**Exercise task:** Exactly as written, please set down all of the entries again, with no pictures.
** begin Supplied material **
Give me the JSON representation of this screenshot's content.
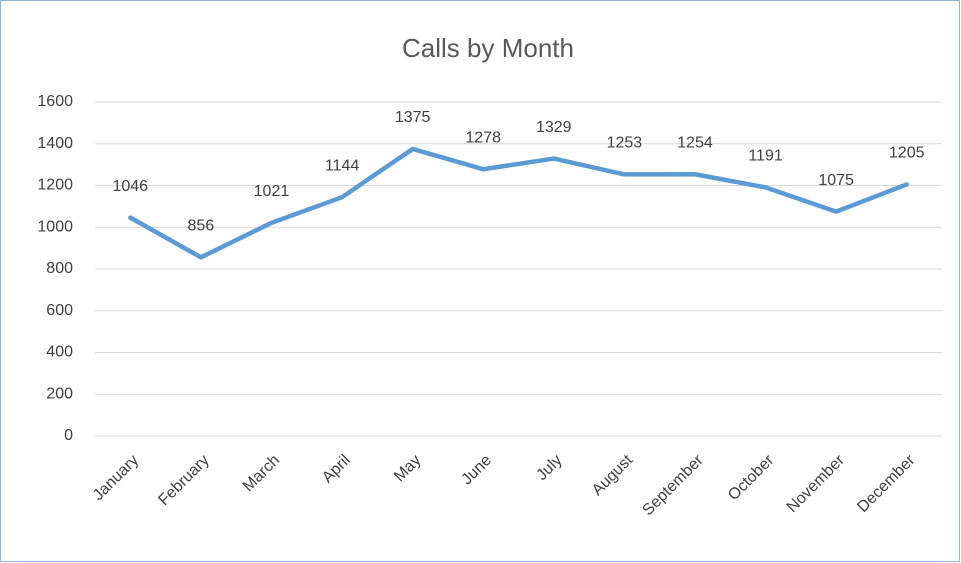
{
  "chart_data": {
    "type": "line",
    "title": "Calls by Month",
    "categories": [
      "January",
      "February",
      "March",
      "April",
      "May",
      "June",
      "July",
      "August",
      "September",
      "October",
      "November",
      "December"
    ],
    "series": [
      {
        "name": "Calls",
        "color": "#5b9bd5",
        "values": [
          1046,
          856,
          1021,
          1144,
          1375,
          1278,
          1329,
          1253,
          1254,
          1191,
          1075,
          1205
        ]
      }
    ],
    "ylim": [
      0,
      1600
    ],
    "yticks": [
      0,
      200,
      400,
      600,
      800,
      1000,
      1200,
      1400,
      1600
    ],
    "grid": true,
    "legend": false
  }
}
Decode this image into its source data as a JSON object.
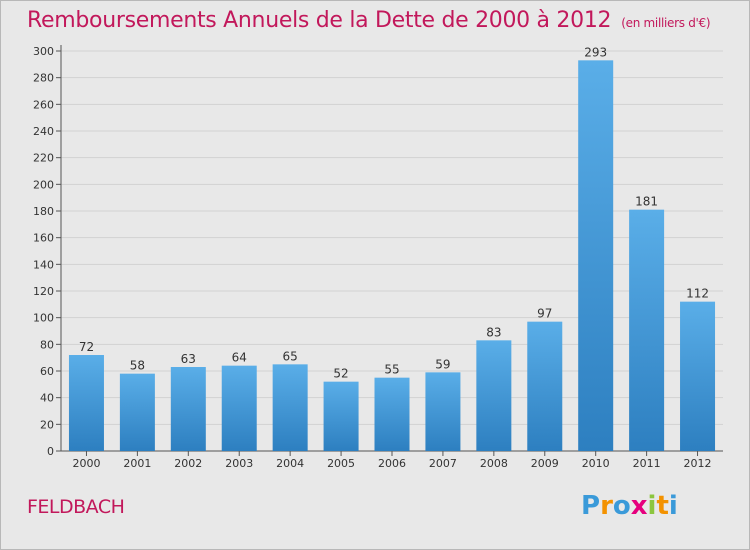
{
  "header": {
    "title": "Remboursements Annuels de la Dette de 2000 à 2012",
    "subtitle": "(en milliers d'€)"
  },
  "footer": {
    "place": "FELDBACH",
    "logo_letters": [
      "P",
      "r",
      "o",
      "x",
      "i",
      "t",
      "i"
    ],
    "logo_colors": [
      "#3a9ad9",
      "#f39200",
      "#3a9ad9",
      "#e6007e",
      "#8cc63f",
      "#f39200",
      "#3a9ad9"
    ]
  },
  "chart_data": {
    "type": "bar",
    "title": "Remboursements Annuels de la Dette de 2000 à 2012",
    "categories": [
      "2000",
      "2001",
      "2002",
      "2003",
      "2004",
      "2005",
      "2006",
      "2007",
      "2008",
      "2009",
      "2010",
      "2011",
      "2012"
    ],
    "values": [
      72,
      58,
      63,
      64,
      65,
      52,
      55,
      59,
      83,
      97,
      293,
      181,
      112
    ],
    "ylim": [
      0,
      300
    ],
    "yticks": [
      0,
      20,
      40,
      60,
      80,
      100,
      120,
      140,
      160,
      180,
      200,
      220,
      240,
      260,
      280,
      300
    ],
    "grid": true,
    "bar_color_top": "#5aaee8",
    "bar_color_bottom": "#2d7fc0"
  }
}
** end Supplied material **
**Solution below:**
Give me the JSON representation of this screenshot's content.
{
  "chart_data": {
    "type": "line",
    "title": "Calls by Month",
    "categories": [
      "January",
      "February",
      "March",
      "April",
      "May",
      "June",
      "July",
      "August",
      "September",
      "October",
      "November",
      "December"
    ],
    "series": [
      {
        "name": "Calls",
        "color": "#5b9bd5",
        "values": [
          1046,
          856,
          1021,
          1144,
          1375,
          1278,
          1329,
          1253,
          1254,
          1191,
          1075,
          1205
        ]
      }
    ],
    "ylim": [
      0,
      1600
    ],
    "yticks": [
      0,
      200,
      400,
      600,
      800,
      1000,
      1200,
      1400,
      1600
    ],
    "grid": true,
    "legend": false
  }
}
Decode this image into its source data as a JSON object.
{
  "header": {
    "title": "Remboursements Annuels de la Dette de 2000 à 2012",
    "subtitle": "(en milliers d'€)"
  },
  "footer": {
    "place": "FELDBACH",
    "logo_letters": [
      "P",
      "r",
      "o",
      "x",
      "i",
      "t",
      "i"
    ],
    "logo_colors": [
      "#3a9ad9",
      "#f39200",
      "#3a9ad9",
      "#e6007e",
      "#8cc63f",
      "#f39200",
      "#3a9ad9"
    ]
  },
  "chart_data": {
    "type": "bar",
    "title": "Remboursements Annuels de la Dette de 2000 à 2012",
    "categories": [
      "2000",
      "2001",
      "2002",
      "2003",
      "2004",
      "2005",
      "2006",
      "2007",
      "2008",
      "2009",
      "2010",
      "2011",
      "2012"
    ],
    "values": [
      72,
      58,
      63,
      64,
      65,
      52,
      55,
      59,
      83,
      97,
      293,
      181,
      112
    ],
    "ylim": [
      0,
      300
    ],
    "yticks": [
      0,
      20,
      40,
      60,
      80,
      100,
      120,
      140,
      160,
      180,
      200,
      220,
      240,
      260,
      280,
      300
    ],
    "grid": true,
    "bar_color_top": "#5aaee8",
    "bar_color_bottom": "#2d7fc0"
  }
}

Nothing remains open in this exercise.